Find the word "幸福就好比如这样" in the records below. List each line containing it.
**** Listed records ****
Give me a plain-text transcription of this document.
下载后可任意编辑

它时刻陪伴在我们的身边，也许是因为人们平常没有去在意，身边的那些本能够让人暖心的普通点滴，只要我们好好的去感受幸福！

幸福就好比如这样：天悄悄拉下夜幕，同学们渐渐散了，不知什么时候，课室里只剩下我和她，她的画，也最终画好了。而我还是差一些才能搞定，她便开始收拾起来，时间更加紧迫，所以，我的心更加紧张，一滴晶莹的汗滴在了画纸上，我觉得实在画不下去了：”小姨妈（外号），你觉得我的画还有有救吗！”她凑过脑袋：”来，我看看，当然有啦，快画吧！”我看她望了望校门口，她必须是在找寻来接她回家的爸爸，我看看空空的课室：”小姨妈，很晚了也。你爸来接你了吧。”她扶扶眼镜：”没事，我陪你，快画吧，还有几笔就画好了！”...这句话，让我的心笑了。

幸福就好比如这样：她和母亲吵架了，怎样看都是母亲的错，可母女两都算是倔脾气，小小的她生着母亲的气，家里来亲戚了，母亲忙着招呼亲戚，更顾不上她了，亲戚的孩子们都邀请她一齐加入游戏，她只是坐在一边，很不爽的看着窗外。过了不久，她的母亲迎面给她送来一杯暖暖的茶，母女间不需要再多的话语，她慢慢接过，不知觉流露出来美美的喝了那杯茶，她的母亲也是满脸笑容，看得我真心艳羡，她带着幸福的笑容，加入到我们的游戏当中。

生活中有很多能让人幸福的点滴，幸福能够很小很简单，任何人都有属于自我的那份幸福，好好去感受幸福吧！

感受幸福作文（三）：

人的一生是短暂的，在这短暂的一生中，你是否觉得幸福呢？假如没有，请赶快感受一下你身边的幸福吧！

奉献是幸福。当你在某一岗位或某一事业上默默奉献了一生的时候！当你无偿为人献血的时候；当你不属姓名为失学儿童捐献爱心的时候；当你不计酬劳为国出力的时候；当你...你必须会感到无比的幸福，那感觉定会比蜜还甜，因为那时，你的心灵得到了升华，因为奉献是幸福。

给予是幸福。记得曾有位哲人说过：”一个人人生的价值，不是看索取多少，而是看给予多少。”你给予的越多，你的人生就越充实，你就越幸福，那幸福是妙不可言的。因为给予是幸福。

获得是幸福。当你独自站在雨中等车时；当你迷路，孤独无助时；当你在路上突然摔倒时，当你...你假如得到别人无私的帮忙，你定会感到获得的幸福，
****
Exercise solution:
幸福就好比如这样：天悄悄拉下夜幕，同学们渐渐散了，不知什么时候，课室里只剩下我和她，她的画，也最终画好了。而我还是差一些才能搞定，她便开始收拾起来，时间更加紧迫，所以，我的心更加紧张，一滴晶莹的汗滴在了画纸上，我觉得实在画不下去了：”小姨妈（外号），你觉得我的画还有有救吗！”她凑过脑袋：”来，我看看，当然有啦，快画吧！”我看她望了望校门口，她必须是在找寻来接她回家的爸爸，我看看空空的课室：”小姨妈，很晚了也。你爸来接你了吧。”她扶扶眼镜：”没事，我陪你，快画吧，还有几笔就画好了！”...这句话，让我的心笑了。
幸福就好比如这样：她和母亲吵架了，怎样看都是母亲的错，可母女两都算是倔脾气，小小的她生着母亲的气，家里来亲戚了，母亲忙着招呼亲戚，更顾不上她了，亲戚的孩子们都邀请她一齐加入游戏，她只是坐在一边，很不爽的看着窗外。过了不久，她的母亲迎面给她送来一杯暖暖的茶，母女间不需要再多的话语，她慢慢接过，不知觉流露出来美美的喝了那杯茶，她的母亲也是满脸笑容，看得我真心艳羡，她带着幸福的笑容，加入到我们的游戏当中。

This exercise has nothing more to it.